● **Raw data**:
──────

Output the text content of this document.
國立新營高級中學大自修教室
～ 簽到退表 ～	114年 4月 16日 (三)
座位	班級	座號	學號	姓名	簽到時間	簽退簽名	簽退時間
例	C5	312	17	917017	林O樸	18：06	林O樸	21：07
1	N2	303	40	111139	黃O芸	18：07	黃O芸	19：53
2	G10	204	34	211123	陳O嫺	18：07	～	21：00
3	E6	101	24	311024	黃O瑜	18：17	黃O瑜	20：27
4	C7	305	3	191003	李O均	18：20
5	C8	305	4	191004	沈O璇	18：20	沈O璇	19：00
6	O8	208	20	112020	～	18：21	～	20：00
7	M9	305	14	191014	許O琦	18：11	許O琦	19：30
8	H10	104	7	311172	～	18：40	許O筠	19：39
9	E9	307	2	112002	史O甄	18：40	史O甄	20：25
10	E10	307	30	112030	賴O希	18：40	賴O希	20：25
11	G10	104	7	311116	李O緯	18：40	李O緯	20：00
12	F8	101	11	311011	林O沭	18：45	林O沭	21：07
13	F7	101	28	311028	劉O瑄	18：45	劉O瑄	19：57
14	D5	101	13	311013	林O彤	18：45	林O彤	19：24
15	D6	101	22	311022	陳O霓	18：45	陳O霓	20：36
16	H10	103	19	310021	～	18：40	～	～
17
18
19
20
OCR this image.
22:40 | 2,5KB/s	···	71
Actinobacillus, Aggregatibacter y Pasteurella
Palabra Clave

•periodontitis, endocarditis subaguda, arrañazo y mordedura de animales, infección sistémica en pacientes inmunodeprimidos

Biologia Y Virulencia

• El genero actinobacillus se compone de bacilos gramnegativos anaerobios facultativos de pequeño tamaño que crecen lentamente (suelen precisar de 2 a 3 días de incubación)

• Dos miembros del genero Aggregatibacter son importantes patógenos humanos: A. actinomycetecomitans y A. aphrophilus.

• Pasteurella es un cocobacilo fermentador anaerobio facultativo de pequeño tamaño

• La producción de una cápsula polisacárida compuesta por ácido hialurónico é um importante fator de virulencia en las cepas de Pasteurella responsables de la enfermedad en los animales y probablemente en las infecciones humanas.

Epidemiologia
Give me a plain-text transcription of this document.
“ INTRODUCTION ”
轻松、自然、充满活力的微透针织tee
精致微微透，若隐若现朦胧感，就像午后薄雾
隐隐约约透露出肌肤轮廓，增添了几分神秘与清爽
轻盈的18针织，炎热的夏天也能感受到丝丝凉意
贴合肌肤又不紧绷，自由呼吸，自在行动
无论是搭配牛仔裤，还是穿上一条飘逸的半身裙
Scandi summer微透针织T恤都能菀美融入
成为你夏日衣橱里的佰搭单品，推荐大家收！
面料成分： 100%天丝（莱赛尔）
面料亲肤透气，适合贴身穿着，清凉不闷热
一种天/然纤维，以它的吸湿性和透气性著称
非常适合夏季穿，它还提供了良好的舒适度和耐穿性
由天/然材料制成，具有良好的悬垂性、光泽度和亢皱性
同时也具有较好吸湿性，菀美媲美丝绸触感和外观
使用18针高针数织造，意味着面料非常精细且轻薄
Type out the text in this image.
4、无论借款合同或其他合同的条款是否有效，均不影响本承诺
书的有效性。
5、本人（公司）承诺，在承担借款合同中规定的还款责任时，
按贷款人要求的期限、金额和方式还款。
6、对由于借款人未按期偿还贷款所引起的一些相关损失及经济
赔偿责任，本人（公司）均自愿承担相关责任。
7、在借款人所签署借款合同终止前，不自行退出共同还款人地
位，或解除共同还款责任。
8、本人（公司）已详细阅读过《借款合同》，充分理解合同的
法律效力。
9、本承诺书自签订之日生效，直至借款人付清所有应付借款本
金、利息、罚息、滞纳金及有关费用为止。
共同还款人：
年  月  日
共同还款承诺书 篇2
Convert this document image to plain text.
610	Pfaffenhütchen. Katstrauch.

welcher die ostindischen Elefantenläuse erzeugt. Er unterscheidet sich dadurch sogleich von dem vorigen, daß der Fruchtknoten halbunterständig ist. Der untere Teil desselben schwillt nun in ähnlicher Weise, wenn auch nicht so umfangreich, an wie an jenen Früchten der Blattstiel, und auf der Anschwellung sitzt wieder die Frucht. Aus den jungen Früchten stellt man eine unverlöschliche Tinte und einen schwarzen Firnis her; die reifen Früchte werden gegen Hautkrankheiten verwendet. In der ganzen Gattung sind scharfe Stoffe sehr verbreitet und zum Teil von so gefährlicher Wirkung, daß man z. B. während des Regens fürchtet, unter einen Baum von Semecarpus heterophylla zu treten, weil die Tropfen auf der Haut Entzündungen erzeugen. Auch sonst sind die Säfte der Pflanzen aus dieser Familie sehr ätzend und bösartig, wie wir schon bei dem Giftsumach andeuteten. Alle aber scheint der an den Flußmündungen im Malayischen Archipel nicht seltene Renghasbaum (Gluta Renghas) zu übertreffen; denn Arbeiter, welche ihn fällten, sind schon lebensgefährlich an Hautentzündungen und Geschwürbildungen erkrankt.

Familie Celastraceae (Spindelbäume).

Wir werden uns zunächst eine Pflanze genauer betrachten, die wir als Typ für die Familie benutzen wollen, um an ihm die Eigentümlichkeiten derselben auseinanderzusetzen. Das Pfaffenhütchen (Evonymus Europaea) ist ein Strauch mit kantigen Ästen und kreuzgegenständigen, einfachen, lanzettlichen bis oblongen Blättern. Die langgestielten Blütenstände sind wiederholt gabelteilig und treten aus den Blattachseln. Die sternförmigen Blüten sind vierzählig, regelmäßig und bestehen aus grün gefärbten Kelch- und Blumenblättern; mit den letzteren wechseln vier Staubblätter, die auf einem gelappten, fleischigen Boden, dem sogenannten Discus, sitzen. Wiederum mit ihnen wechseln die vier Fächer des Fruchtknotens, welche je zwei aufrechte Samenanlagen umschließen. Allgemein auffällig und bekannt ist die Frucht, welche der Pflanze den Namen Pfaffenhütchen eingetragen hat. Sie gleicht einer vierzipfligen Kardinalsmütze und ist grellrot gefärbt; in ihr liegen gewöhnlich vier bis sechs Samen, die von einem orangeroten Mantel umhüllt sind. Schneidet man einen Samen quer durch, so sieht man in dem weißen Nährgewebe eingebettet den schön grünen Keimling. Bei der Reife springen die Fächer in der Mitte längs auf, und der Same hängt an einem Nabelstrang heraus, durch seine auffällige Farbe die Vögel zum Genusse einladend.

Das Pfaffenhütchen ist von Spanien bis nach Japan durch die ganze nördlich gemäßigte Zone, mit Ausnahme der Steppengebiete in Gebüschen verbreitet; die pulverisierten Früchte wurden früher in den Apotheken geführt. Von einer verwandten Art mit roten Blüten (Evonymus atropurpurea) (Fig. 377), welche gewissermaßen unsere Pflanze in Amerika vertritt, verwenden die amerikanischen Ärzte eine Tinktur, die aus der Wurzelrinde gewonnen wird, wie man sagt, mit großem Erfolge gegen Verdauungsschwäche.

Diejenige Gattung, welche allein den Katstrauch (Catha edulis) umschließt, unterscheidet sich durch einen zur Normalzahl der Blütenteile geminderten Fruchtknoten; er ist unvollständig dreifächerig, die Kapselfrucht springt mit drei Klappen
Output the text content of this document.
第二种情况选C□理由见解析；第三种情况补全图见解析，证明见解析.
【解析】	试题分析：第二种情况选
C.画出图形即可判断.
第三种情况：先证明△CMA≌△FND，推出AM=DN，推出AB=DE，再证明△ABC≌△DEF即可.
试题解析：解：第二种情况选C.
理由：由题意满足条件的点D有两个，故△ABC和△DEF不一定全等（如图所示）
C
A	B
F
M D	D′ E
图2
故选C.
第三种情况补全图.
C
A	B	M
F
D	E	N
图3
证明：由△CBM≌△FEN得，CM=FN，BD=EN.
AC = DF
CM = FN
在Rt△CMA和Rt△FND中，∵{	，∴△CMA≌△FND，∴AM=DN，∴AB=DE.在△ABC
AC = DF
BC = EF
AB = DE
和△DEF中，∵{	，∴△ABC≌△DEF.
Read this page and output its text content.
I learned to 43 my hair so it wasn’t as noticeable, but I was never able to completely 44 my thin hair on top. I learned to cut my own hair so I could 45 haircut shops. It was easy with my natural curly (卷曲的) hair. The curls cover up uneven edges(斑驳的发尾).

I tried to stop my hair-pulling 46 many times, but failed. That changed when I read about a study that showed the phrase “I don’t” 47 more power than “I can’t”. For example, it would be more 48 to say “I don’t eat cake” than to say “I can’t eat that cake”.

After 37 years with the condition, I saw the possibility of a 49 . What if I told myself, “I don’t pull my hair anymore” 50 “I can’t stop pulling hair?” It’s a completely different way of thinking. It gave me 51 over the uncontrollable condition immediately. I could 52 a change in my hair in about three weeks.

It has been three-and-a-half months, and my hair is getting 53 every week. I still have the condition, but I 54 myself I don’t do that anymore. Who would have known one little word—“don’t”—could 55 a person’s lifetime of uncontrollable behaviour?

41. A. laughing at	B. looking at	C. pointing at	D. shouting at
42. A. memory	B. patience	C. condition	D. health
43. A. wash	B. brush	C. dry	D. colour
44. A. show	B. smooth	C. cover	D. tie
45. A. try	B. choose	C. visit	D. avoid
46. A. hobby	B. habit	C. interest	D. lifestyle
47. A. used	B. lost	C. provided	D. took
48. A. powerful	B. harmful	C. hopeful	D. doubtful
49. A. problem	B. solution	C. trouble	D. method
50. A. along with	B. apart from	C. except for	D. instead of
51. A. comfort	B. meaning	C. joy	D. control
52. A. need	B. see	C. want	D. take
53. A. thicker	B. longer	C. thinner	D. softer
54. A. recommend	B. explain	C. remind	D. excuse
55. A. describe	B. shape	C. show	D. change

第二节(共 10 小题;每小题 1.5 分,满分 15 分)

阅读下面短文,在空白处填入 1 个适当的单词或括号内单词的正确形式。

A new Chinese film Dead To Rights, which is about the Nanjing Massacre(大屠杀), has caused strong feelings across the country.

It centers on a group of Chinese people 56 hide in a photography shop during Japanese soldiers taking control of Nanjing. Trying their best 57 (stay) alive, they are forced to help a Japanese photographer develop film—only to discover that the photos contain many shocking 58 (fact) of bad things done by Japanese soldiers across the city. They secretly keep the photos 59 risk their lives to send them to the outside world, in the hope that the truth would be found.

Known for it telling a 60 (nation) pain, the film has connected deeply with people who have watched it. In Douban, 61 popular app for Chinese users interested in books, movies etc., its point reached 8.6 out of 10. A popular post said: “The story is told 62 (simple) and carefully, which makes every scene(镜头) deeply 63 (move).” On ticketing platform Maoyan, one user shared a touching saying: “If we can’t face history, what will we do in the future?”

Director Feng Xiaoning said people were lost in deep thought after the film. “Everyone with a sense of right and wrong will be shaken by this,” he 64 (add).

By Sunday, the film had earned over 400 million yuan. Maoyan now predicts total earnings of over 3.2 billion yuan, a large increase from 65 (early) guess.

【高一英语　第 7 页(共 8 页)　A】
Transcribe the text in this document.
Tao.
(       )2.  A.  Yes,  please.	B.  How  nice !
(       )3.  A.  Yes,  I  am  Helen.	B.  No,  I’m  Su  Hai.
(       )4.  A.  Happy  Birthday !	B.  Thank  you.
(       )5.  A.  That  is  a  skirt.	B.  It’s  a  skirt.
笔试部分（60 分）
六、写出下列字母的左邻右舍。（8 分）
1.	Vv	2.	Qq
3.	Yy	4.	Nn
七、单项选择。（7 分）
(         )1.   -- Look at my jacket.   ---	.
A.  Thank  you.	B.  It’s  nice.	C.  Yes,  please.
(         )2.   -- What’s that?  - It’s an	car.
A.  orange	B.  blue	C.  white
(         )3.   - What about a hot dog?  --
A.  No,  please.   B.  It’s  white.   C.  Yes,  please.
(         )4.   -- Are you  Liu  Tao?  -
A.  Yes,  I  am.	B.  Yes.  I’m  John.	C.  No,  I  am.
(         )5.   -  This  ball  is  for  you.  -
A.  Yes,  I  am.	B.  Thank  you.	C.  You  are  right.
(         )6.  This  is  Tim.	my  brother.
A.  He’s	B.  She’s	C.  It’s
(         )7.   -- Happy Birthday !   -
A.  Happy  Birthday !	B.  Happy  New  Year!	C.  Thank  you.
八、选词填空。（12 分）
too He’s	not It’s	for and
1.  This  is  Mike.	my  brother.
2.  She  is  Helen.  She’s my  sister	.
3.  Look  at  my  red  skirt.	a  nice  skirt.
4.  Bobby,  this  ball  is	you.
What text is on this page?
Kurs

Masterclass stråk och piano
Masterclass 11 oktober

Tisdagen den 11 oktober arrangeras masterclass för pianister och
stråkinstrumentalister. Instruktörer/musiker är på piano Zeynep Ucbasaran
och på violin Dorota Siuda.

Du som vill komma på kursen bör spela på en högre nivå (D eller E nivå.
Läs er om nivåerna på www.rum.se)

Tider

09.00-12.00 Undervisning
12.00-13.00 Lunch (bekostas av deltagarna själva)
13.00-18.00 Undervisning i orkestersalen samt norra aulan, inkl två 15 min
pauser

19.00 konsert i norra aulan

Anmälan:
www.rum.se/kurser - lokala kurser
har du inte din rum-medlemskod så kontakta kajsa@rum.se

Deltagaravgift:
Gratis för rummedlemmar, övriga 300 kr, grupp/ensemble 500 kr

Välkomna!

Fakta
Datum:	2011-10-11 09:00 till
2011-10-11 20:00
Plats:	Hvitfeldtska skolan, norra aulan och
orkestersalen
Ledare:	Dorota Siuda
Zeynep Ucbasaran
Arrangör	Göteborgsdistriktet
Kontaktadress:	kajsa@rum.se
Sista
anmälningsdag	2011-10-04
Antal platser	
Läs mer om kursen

──────

● **Challenge**: The answer is a single number, the count of lines in the records that contain the string "Thank".

● **Task answer**: 4